▶ [REQUEST]:
Restate each of the lines below word for word and drop every picture.

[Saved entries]
----
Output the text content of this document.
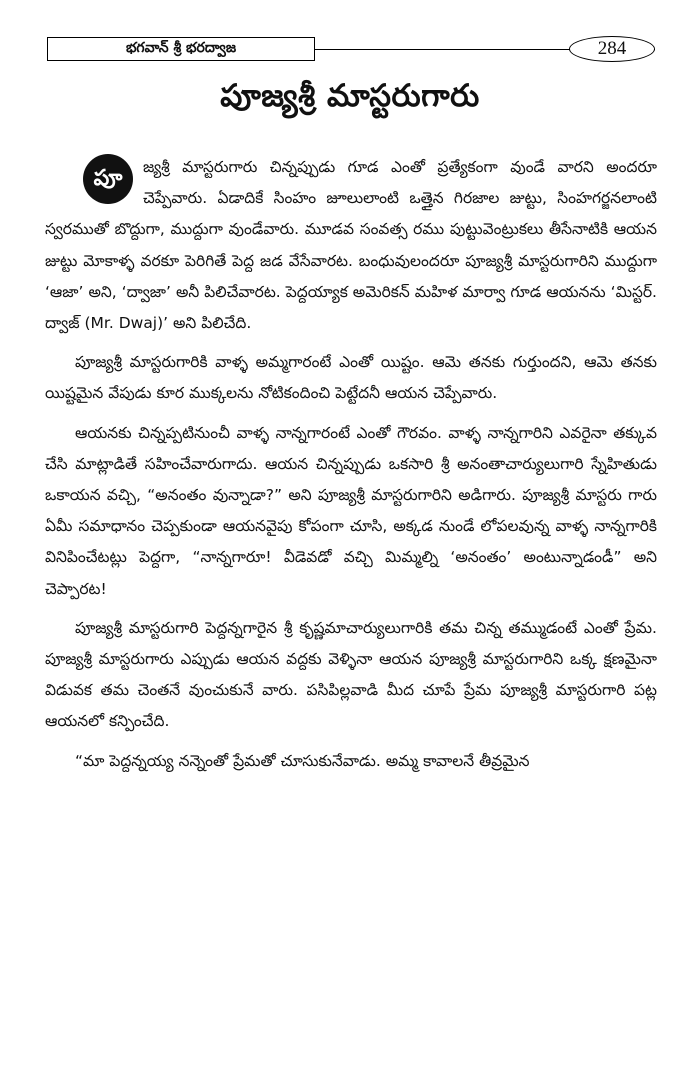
భగవాన్ శ్రీ భరద్వాజ	284
పూజ్యశ్రీ మాస్టరుగారు

పూ	జ్యశ్రీ మాస్టరుగారు చిన్నప్పుడు గూడ ఎంతో ప్రత్యేకంగా వుండే వారని అందరూ చెప్పేవారు. ఏడాదికే సింహం జూలులాంటి ఒత్తైన గిరజాల జుట్టు, సింహగర్జనలాంటి స్వరముతో బొద్దుగా, ముద్దుగా వుండేవారు. మూడవ సంవత్స రము పుట్టువెంట్రుకలు తీసేనాటికి ఆయన జుట్టు మోకాళ్ళ వరకూ పెరిగితే పెద్ద జడ వేసేవారట. బంధువులందరూ పూజ్యశ్రీ మాస్టరుగారిని ముద్దుగా ‘ఆజా’ అని, ‘ద్వాజా’ అనీ పిలిచేవారట. పెద్దయ్యాక అమెరికన్ మహిళ మార్వా గూడ ఆయనను ‘మిస్టర్. ద్వాజ్ (Mr. Dwaj)’ అని పిలిచేది.

పూజ్యశ్రీ మాస్టరుగారికి వాళ్ళ అమ్మగారంటే ఎంతో యిష్టం. ఆమె తనకు గుర్తుందని, ఆమె తనకు యిష్టమైన వేపుడు కూర ముక్కలను నోటికందించి పెట్టేదనీ ఆయన చెప్పేవారు.

ఆయనకు చిన్నప్పటినుంచీ వాళ్ళ నాన్నగారంటే ఎంతో గౌరవం. వాళ్ళ నాన్నగారిని ఎవరైనా తక్కువ చేసి మాట్లాడితే సహించేవారుగాదు. ఆయన చిన్నప్పుడు ఒకసారి శ్రీ అనంతాచార్యులుగారి స్నేహితుడు ఒకాయన వచ్చి, “అనంతం వున్నాడా?” అని పూజ్యశ్రీ మాస్టరుగారిని అడిగారు. పూజ్యశ్రీ మాస్టరు గారు ఏమీ సమాధానం చెప్పకుండా ఆయనవైపు కోపంగా చూసి, అక్కడ నుండే లోపలవున్న వాళ్ళ నాన్నగారికి వినిపించేటట్లు పెద్దగా, “నాన్నగారూ! వీడెవడో వచ్చి మిమ్మల్ని ‘అనంతం’ అంటున్నాడండీ” అని చెప్పారట!

పూజ్యశ్రీ మాస్టరుగారి పెద్దన్నగారైన శ్రీ కృష్ణమాచార్యులుగారికి తమ చిన్న తమ్ముడంటే ఎంతో ప్రేమ. పూజ్యశ్రీ మాస్టరుగారు ఎప్పుడు ఆయన వద్దకు వెళ్ళినా ఆయన పూజ్యశ్రీ మాస్టరుగారిని ఒక్క క్షణమైనా విడువక తమ చెంతనే వుంచుకునే వారు. పసిపిల్లవాడి మీద చూపే ప్రేమ పూజ్యశ్రీ మాస్టరుగారి పట్ల ఆయనలో కన్పించేది.

“మా పెద్దన్నయ్య నన్నెంతో ప్రేమతో చూసుకునేవాడు. అమ్మ కావాలనే తీవ్రమైన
----
▶ [CORRECT RESPONSE]:
Output the text content of this document.
భగవాన్ శ్రీ భరద్వాజ	284
పూజ్యశ్రీ మాస్టరుగారు

పూ	జ్యశ్రీ మాస్టరుగారు చిన్నప్పుడు గూడ ఎంతో ప్రత్యేకంగా వుండే వారని అందరూ చెప్పేవారు. ఏడాదికే సింహం జూలులాంటి ఒత్తైన గిరజాల జుట్టు, సింహగర్జనలాంటి స్వరముతో బొద్దుగా, ముద్దుగా వుండేవారు. మూడవ సంవత్స రము పుట్టువెంట్రుకలు తీసేనాటికి ఆయన జుట్టు మోకాళ్ళ వరకూ పెరిగితే పెద్ద జడ వేసేవారట. బంధువులందరూ పూజ్యశ్రీ మాస్టరుగారిని ముద్దుగా ‘ఆజా’ అని, ‘ద్వాజా’ అనీ పిలిచేవారట. పెద్దయ్యాక అమెరికన్ మహిళ మార్వా గూడ ఆయనను ‘మిస్టర్. ద్వాజ్ (Mr. Dwaj)’ అని పిలిచేది.

పూజ్యశ్రీ మాస్టరుగారికి వాళ్ళ అమ్మగారంటే ఎంతో యిష్టం. ఆమె తనకు గుర్తుందని, ఆమె తనకు యిష్టమైన వేపుడు కూర ముక్కలను నోటికందించి పెట్టేదనీ ఆయన చెప్పేవారు.

ఆయనకు చిన్నప్పటినుంచీ వాళ్ళ నాన్నగారంటే ఎంతో గౌరవం. వాళ్ళ నాన్నగారిని ఎవరైనా తక్కువ చేసి మాట్లాడితే సహించేవారుగాదు. ఆయన చిన్నప్పుడు ఒకసారి శ్రీ అనంతాచార్యులుగారి స్నేహితుడు ఒకాయన వచ్చి, “అనంతం వున్నాడా?” అని పూజ్యశ్రీ మాస్టరుగారిని అడిగారు. పూజ్యశ్రీ మాస్టరు గారు ఏమీ సమాధానం చెప్పకుండా ఆయనవైపు కోపంగా చూసి, అక్కడ నుండే లోపలవున్న వాళ్ళ నాన్నగారికి వినిపించేటట్లు పెద్దగా, “నాన్నగారూ! వీడెవడో వచ్చి మిమ్మల్ని ‘అనంతం’ అంటున్నాడండీ” అని చెప్పారట!

పూజ్యశ్రీ మాస్టరుగారి పెద్దన్నగారైన శ్రీ కృష్ణమాచార్యులుగారికి తమ చిన్న తమ్ముడంటే ఎంతో ప్రేమ. పూజ్యశ్రీ మాస్టరుగారు ఎప్పుడు ఆయన వద్దకు వెళ్ళినా ఆయన పూజ్యశ్రీ మాస్టరుగారిని ఒక్క క్షణమైనా విడువక తమ చెంతనే వుంచుకునే వారు. పసిపిల్లవాడి మీద చూపే ప్రేమ పూజ్యశ్రీ మాస్టరుగారి పట్ల ఆయనలో కన్పించేది.

“మా పెద్దన్నయ్య నన్నెంతో ప్రేమతో చూసుకునేవాడు. అమ్మ కావాలనే తీవ్రమైన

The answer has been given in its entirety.